WHAT TO DO. Each entry below should be echoed exactly, with pictures omitted.

::: MATERIAL FOR THE TASK

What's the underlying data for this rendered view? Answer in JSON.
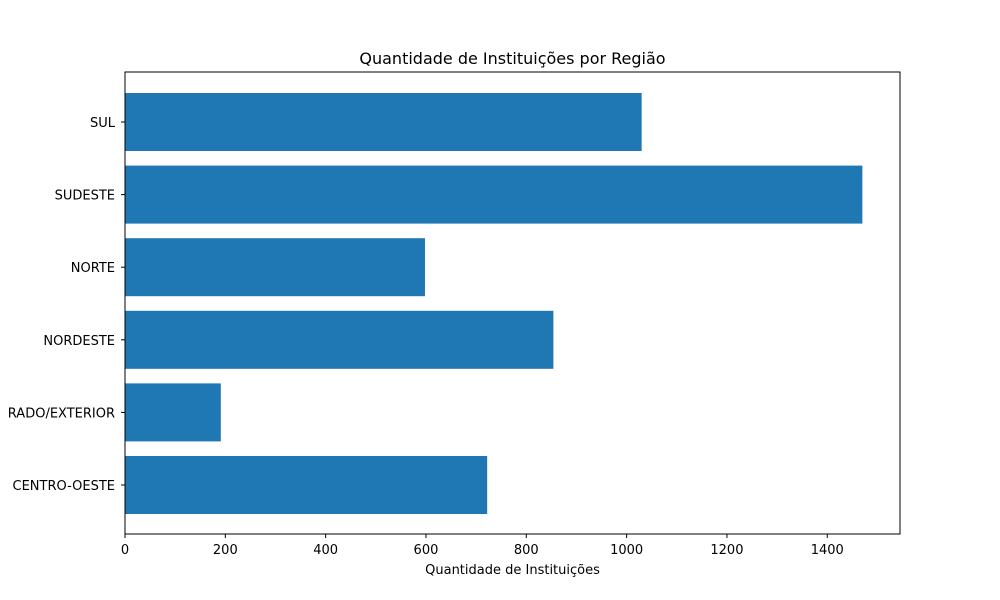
{
  "chart_data": {
    "type": "bar",
    "orientation": "horizontal",
    "title": "Quantidade de Instituições por Região",
    "xlabel": "Quantidade de Instituições",
    "ylabel": "",
    "categories": [
      "SUL",
      "SUDESTE",
      "NORTE",
      "NORDESTE",
      "RADO/EXTERIOR",
      "CENTRO-OESTE"
    ],
    "values": [
      1030,
      1470,
      598,
      854,
      191,
      722
    ],
    "xlim": [
      0,
      1545
    ],
    "xticks": [
      0,
      200,
      400,
      600,
      800,
      1000,
      1200,
      1400
    ],
    "grid": false,
    "bar_color": "#1f77b4"
  }
}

::::::

WRITTEN SOLUTION.
What's the underlying data for this rendered view? Answer in JSON.
{
  "chart_data": {
    "type": "bar",
    "orientation": "horizontal",
    "title": "Quantidade de Instituições por Região",
    "xlabel": "Quantidade de Instituições",
    "ylabel": "",
    "categories": [
      "SUL",
      "SUDESTE",
      "NORTE",
      "NORDESTE",
      "RADO/EXTERIOR",
      "CENTRO-OESTE"
    ],
    "values": [
      1030,
      1470,
      598,
      854,
      191,
      722
    ],
    "xlim": [
      0,
      1545
    ],
    "xticks": [
      0,
      200,
      400,
      600,
      800,
      1000,
      1200,
      1400
    ],
    "grid": false,
    "bar_color": "#1f77b4"
  }
}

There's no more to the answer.